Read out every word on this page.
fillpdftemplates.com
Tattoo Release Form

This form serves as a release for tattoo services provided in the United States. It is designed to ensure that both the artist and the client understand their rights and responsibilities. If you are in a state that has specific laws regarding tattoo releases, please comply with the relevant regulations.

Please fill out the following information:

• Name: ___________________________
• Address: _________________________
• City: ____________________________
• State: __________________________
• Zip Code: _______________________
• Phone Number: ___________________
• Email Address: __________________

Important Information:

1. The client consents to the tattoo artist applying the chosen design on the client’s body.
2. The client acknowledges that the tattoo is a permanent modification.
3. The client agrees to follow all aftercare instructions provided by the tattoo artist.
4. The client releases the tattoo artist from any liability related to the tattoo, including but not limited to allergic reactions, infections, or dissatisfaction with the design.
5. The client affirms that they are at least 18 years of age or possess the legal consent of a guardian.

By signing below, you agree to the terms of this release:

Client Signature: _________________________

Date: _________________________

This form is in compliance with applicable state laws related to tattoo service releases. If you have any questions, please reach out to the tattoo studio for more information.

==================================================

*YOUR INSTRUCTIONS*
Transcribe the whole listing exactly.

*EXERCISE SOLUTION*
Read out every word on this page.
fillpdftemplates.com
Tattoo Release Form

This form serves as a release for tattoo services provided in the United States. It is designed to ensure that both the artist and the client understand their rights and responsibilities. If you are in a state that has specific laws regarding tattoo releases, please comply with the relevant regulations.

Please fill out the following information:

• Name: ___________________________
• Address: _________________________
• City: ____________________________
• State: __________________________
• Zip Code: _______________________
• Phone Number: ___________________
• Email Address: __________________

Important Information:

1. The client consents to the tattoo artist applying the chosen design on the client’s body.
2. The client acknowledges that the tattoo is a permanent modification.
3. The client agrees to follow all aftercare instructions provided by the tattoo artist.
4. The client releases the tattoo artist from any liability related to the tattoo, including but not limited to allergic reactions, infections, or dissatisfaction with the design.
5. The client affirms that they are at least 18 years of age or possess the legal consent of a guardian.

By signing below, you agree to the terms of this release:

Client Signature: _________________________

Date: _________________________

This form is in compliance with applicable state laws related to tattoo service releases. If you have any questions, please reach out to the tattoo studio for more information.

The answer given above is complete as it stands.